» WRITTEN EXERCISE
Images do not belong in the copy. Retype all the entries below exactly.

Extracts from a graphics dataset
_ _ _ _
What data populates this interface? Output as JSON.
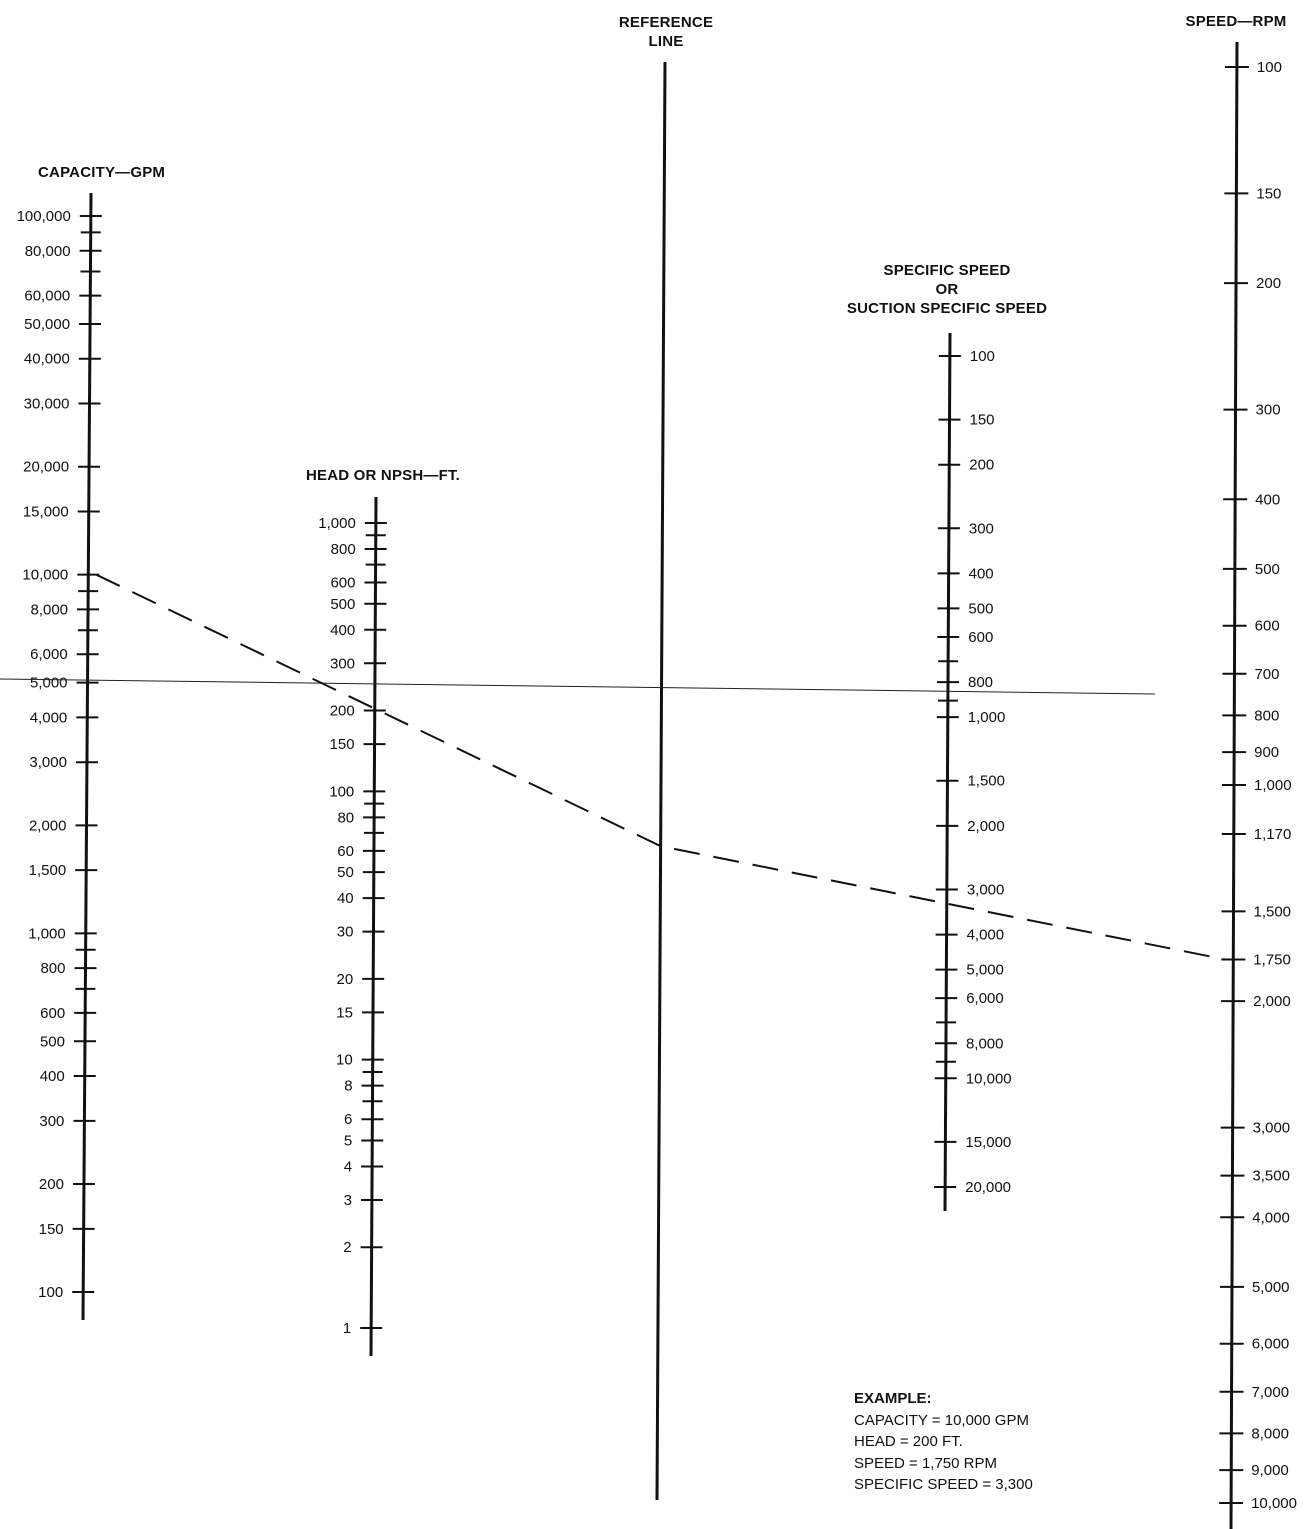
{
  "axes": {
    "capacity": {
      "title": "CAPACITY—GPM",
      "ticks": [
        {
          "v": 100000,
          "label": "100,000"
        },
        {
          "v": 90000,
          "label": ""
        },
        {
          "v": 80000,
          "label": "80,000"
        },
        {
          "v": 70000,
          "label": ""
        },
        {
          "v": 60000,
          "label": "60,000"
        },
        {
          "v": 50000,
          "label": "50,000"
        },
        {
          "v": 40000,
          "label": "40,000"
        },
        {
          "v": 30000,
          "label": "30,000"
        },
        {
          "v": 20000,
          "label": "20,000"
        },
        {
          "v": 15000,
          "label": "15,000"
        },
        {
          "v": 10000,
          "label": "10,000"
        },
        {
          "v": 9000,
          "label": ""
        },
        {
          "v": 8000,
          "label": "8,000"
        },
        {
          "v": 7000,
          "label": ""
        },
        {
          "v": 6000,
          "label": "6,000"
        },
        {
          "v": 5000,
          "label": "5,000"
        },
        {
          "v": 4000,
          "label": "4,000"
        },
        {
          "v": 3000,
          "label": "3,000"
        },
        {
          "v": 2000,
          "label": "2,000"
        },
        {
          "v": 1500,
          "label": "1,500"
        },
        {
          "v": 1000,
          "label": "1,000"
        },
        {
          "v": 900,
          "label": ""
        },
        {
          "v": 800,
          "label": "800"
        },
        {
          "v": 700,
          "label": ""
        },
        {
          "v": 600,
          "label": "600"
        },
        {
          "v": 500,
          "label": "500"
        },
        {
          "v": 400,
          "label": "400"
        },
        {
          "v": 300,
          "label": "300"
        },
        {
          "v": 200,
          "label": "200"
        },
        {
          "v": 150,
          "label": "150"
        },
        {
          "v": 100,
          "label": "100"
        }
      ]
    },
    "head": {
      "title": "HEAD OR NPSH—FT.",
      "ticks": [
        {
          "v": 1000,
          "label": "1,000"
        },
        {
          "v": 900,
          "label": ""
        },
        {
          "v": 800,
          "label": "800"
        },
        {
          "v": 700,
          "label": ""
        },
        {
          "v": 600,
          "label": "600"
        },
        {
          "v": 500,
          "label": "500"
        },
        {
          "v": 400,
          "label": "400"
        },
        {
          "v": 300,
          "label": "300"
        },
        {
          "v": 200,
          "label": "200"
        },
        {
          "v": 150,
          "label": "150"
        },
        {
          "v": 100,
          "label": "100"
        },
        {
          "v": 90,
          "label": ""
        },
        {
          "v": 80,
          "label": "80"
        },
        {
          "v": 70,
          "label": ""
        },
        {
          "v": 60,
          "label": "60"
        },
        {
          "v": 50,
          "label": "50"
        },
        {
          "v": 40,
          "label": "40"
        },
        {
          "v": 30,
          "label": "30"
        },
        {
          "v": 20,
          "label": "20"
        },
        {
          "v": 15,
          "label": "15"
        },
        {
          "v": 10,
          "label": "10"
        },
        {
          "v": 9,
          "label": ""
        },
        {
          "v": 8,
          "label": "8"
        },
        {
          "v": 7,
          "label": ""
        },
        {
          "v": 6,
          "label": "6"
        },
        {
          "v": 5,
          "label": "5"
        },
        {
          "v": 4,
          "label": "4"
        },
        {
          "v": 3,
          "label": "3"
        },
        {
          "v": 2,
          "label": "2"
        },
        {
          "v": 1,
          "label": "1"
        }
      ]
    },
    "reference": {
      "title_lines": [
        "REFERENCE",
        "LINE"
      ]
    },
    "specific_speed": {
      "title_lines": [
        "SPECIFIC SPEED",
        "OR",
        "SUCTION SPECIFIC SPEED"
      ],
      "ticks": [
        {
          "v": 100,
          "label": "100"
        },
        {
          "v": 150,
          "label": "150"
        },
        {
          "v": 200,
          "label": "200"
        },
        {
          "v": 300,
          "label": "300"
        },
        {
          "v": 400,
          "label": "400"
        },
        {
          "v": 500,
          "label": "500"
        },
        {
          "v": 600,
          "label": "600"
        },
        {
          "v": 700,
          "label": ""
        },
        {
          "v": 800,
          "label": "800"
        },
        {
          "v": 900,
          "label": ""
        },
        {
          "v": 1000,
          "label": "1,000"
        },
        {
          "v": 1500,
          "label": "1,500"
        },
        {
          "v": 2000,
          "label": "2,000"
        },
        {
          "v": 3000,
          "label": "3,000"
        },
        {
          "v": 4000,
          "label": "4,000"
        },
        {
          "v": 5000,
          "label": "5,000"
        },
        {
          "v": 6000,
          "label": "6,000"
        },
        {
          "v": 7000,
          "label": ""
        },
        {
          "v": 8000,
          "label": "8,000"
        },
        {
          "v": 9000,
          "label": ""
        },
        {
          "v": 10000,
          "label": "10,000"
        },
        {
          "v": 15000,
          "label": "15,000"
        },
        {
          "v": 20000,
          "label": "20,000"
        }
      ]
    },
    "speed": {
      "title": "SPEED—RPM",
      "ticks": [
        {
          "v": 100,
          "label": "100"
        },
        {
          "v": 150,
          "label": "150"
        },
        {
          "v": 200,
          "label": "200"
        },
        {
          "v": 300,
          "label": "300"
        },
        {
          "v": 400,
          "label": "400"
        },
        {
          "v": 500,
          "label": "500"
        },
        {
          "v": 600,
          "label": "600"
        },
        {
          "v": 700,
          "label": "700"
        },
        {
          "v": 800,
          "label": "800"
        },
        {
          "v": 900,
          "label": "900"
        },
        {
          "v": 1000,
          "label": "1,000"
        },
        {
          "v": 1170,
          "label": "1,170"
        },
        {
          "v": 1500,
          "label": "1,500"
        },
        {
          "v": 1750,
          "label": "1,750"
        },
        {
          "v": 2000,
          "label": "2,000"
        },
        {
          "v": 3000,
          "label": "3,000"
        },
        {
          "v": 3500,
          "label": "3,500"
        },
        {
          "v": 4000,
          "label": "4,000"
        },
        {
          "v": 5000,
          "label": "5,000"
        },
        {
          "v": 6000,
          "label": "6,000"
        },
        {
          "v": 7000,
          "label": "7,000"
        },
        {
          "v": 8000,
          "label": "8,000"
        },
        {
          "v": 9000,
          "label": "9,000"
        },
        {
          "v": 10000,
          "label": "10,000"
        }
      ]
    }
  },
  "example": {
    "heading": "EXAMPLE:",
    "capacity": "CAPACITY = 10,000 GPM",
    "head": "HEAD = 200 FT.",
    "speed": "SPEED = 1,750 RPM",
    "specific_speed": "SPECIFIC SPEED = 3,300"
  },
  "example_values": {
    "capacity_gpm": 10000,
    "head_ft": 200,
    "speed_rpm": 1750,
    "specific_speed": 3300
  }
}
_ _ _ _
» RESPONSE
What data populates this interface? Output as JSON.
{
  "axes": {
    "capacity": {
      "title": "CAPACITY—GPM",
      "ticks": [
        {
          "v": 100000,
          "label": "100,000"
        },
        {
          "v": 90000,
          "label": ""
        },
        {
          "v": 80000,
          "label": "80,000"
        },
        {
          "v": 70000,
          "label": ""
        },
        {
          "v": 60000,
          "label": "60,000"
        },
        {
          "v": 50000,
          "label": "50,000"
        },
        {
          "v": 40000,
          "label": "40,000"
        },
        {
          "v": 30000,
          "label": "30,000"
        },
        {
          "v": 20000,
          "label": "20,000"
        },
        {
          "v": 15000,
          "label": "15,000"
        },
        {
          "v": 10000,
          "label": "10,000"
        },
        {
          "v": 9000,
          "label": ""
        },
        {
          "v": 8000,
          "label": "8,000"
        },
        {
          "v": 7000,
          "label": ""
        },
        {
          "v": 6000,
          "label": "6,000"
        },
        {
          "v": 5000,
          "label": "5,000"
        },
        {
          "v": 4000,
          "label": "4,000"
        },
        {
          "v": 3000,
          "label": "3,000"
        },
        {
          "v": 2000,
          "label": "2,000"
        },
        {
          "v": 1500,
          "label": "1,500"
        },
        {
          "v": 1000,
          "label": "1,000"
        },
        {
          "v": 900,
          "label": ""
        },
        {
          "v": 800,
          "label": "800"
        },
        {
          "v": 700,
          "label": ""
        },
        {
          "v": 600,
          "label": "600"
        },
        {
          "v": 500,
          "label": "500"
        },
        {
          "v": 400,
          "label": "400"
        },
        {
          "v": 300,
          "label": "300"
        },
        {
          "v": 200,
          "label": "200"
        },
        {
          "v": 150,
          "label": "150"
        },
        {
          "v": 100,
          "label": "100"
        }
      ]
    },
    "head": {
      "title": "HEAD OR NPSH—FT.",
      "ticks": [
        {
          "v": 1000,
          "label": "1,000"
        },
        {
          "v": 900,
          "label": ""
        },
        {
          "v": 800,
          "label": "800"
        },
        {
          "v": 700,
          "label": ""
        },
        {
          "v": 600,
          "label": "600"
        },
        {
          "v": 500,
          "label": "500"
        },
        {
          "v": 400,
          "label": "400"
        },
        {
          "v": 300,
          "label": "300"
        },
        {
          "v": 200,
          "label": "200"
        },
        {
          "v": 150,
          "label": "150"
        },
        {
          "v": 100,
          "label": "100"
        },
        {
          "v": 90,
          "label": ""
        },
        {
          "v": 80,
          "label": "80"
        },
        {
          "v": 70,
          "label": ""
        },
        {
          "v": 60,
          "label": "60"
        },
        {
          "v": 50,
          "label": "50"
        },
        {
          "v": 40,
          "label": "40"
        },
        {
          "v": 30,
          "label": "30"
        },
        {
          "v": 20,
          "label": "20"
        },
        {
          "v": 15,
          "label": "15"
        },
        {
          "v": 10,
          "label": "10"
        },
        {
          "v": 9,
          "label": ""
        },
        {
          "v": 8,
          "label": "8"
        },
        {
          "v": 7,
          "label": ""
        },
        {
          "v": 6,
          "label": "6"
        },
        {
          "v": 5,
          "label": "5"
        },
        {
          "v": 4,
          "label": "4"
        },
        {
          "v": 3,
          "label": "3"
        },
        {
          "v": 2,
          "label": "2"
        },
        {
          "v": 1,
          "label": "1"
        }
      ]
    },
    "reference": {
      "title_lines": [
        "REFERENCE",
        "LINE"
      ]
    },
    "specific_speed": {
      "title_lines": [
        "SPECIFIC SPEED",
        "OR",
        "SUCTION SPECIFIC SPEED"
      ],
      "ticks": [
        {
          "v": 100,
          "label": "100"
        },
        {
          "v": 150,
          "label": "150"
        },
        {
          "v": 200,
          "label": "200"
        },
        {
          "v": 300,
          "label": "300"
        },
        {
          "v": 400,
          "label": "400"
        },
        {
          "v": 500,
          "label": "500"
        },
        {
          "v": 600,
          "label": "600"
        },
        {
          "v": 700,
          "label": ""
        },
        {
          "v": 800,
          "label": "800"
        },
        {
          "v": 900,
          "label": ""
        },
        {
          "v": 1000,
          "label": "1,000"
        },
        {
          "v": 1500,
          "label": "1,500"
        },
        {
          "v": 2000,
          "label": "2,000"
        },
        {
          "v": 3000,
          "label": "3,000"
        },
        {
          "v": 4000,
          "label": "4,000"
        },
        {
          "v": 5000,
          "label": "5,000"
        },
        {
          "v": 6000,
          "label": "6,000"
        },
        {
          "v": 7000,
          "label": ""
        },
        {
          "v": 8000,
          "label": "8,000"
        },
        {
          "v": 9000,
          "label": ""
        },
        {
          "v": 10000,
          "label": "10,000"
        },
        {
          "v": 15000,
          "label": "15,000"
        },
        {
          "v": 20000,
          "label": "20,000"
        }
      ]
    },
    "speed": {
      "title": "SPEED—RPM",
      "ticks": [
        {
          "v": 100,
          "label": "100"
        },
        {
          "v": 150,
          "label": "150"
        },
        {
          "v": 200,
          "label": "200"
        },
        {
          "v": 300,
          "label": "300"
        },
        {
          "v": 400,
          "label": "400"
        },
        {
          "v": 500,
          "label": "500"
        },
        {
          "v": 600,
          "label": "600"
        },
        {
          "v": 700,
          "label": "700"
        },
        {
          "v": 800,
          "label": "800"
        },
        {
          "v": 900,
          "label": "900"
        },
        {
          "v": 1000,
          "label": "1,000"
        },
        {
          "v": 1170,
          "label": "1,170"
        },
        {
          "v": 1500,
          "label": "1,500"
        },
        {
          "v": 1750,
          "label": "1,750"
        },
        {
          "v": 2000,
          "label": "2,000"
        },
        {
          "v": 3000,
          "label": "3,000"
        },
        {
          "v": 3500,
          "label": "3,500"
        },
        {
          "v": 4000,
          "label": "4,000"
        },
        {
          "v": 5000,
          "label": "5,000"
        },
        {
          "v": 6000,
          "label": "6,000"
        },
        {
          "v": 7000,
          "label": "7,000"
        },
        {
          "v": 8000,
          "label": "8,000"
        },
        {
          "v": 9000,
          "label": "9,000"
        },
        {
          "v": 10000,
          "label": "10,000"
        }
      ]
    }
  },
  "example": {
    "heading": "EXAMPLE:",
    "capacity": "CAPACITY = 10,000 GPM",
    "head": "HEAD = 200 FT.",
    "speed": "SPEED = 1,750 RPM",
    "specific_speed": "SPECIFIC SPEED = 3,300"
  },
  "example_values": {
    "capacity_gpm": 10000,
    "head_ft": 200,
    "speed_rpm": 1750,
    "specific_speed": 3300
  }
}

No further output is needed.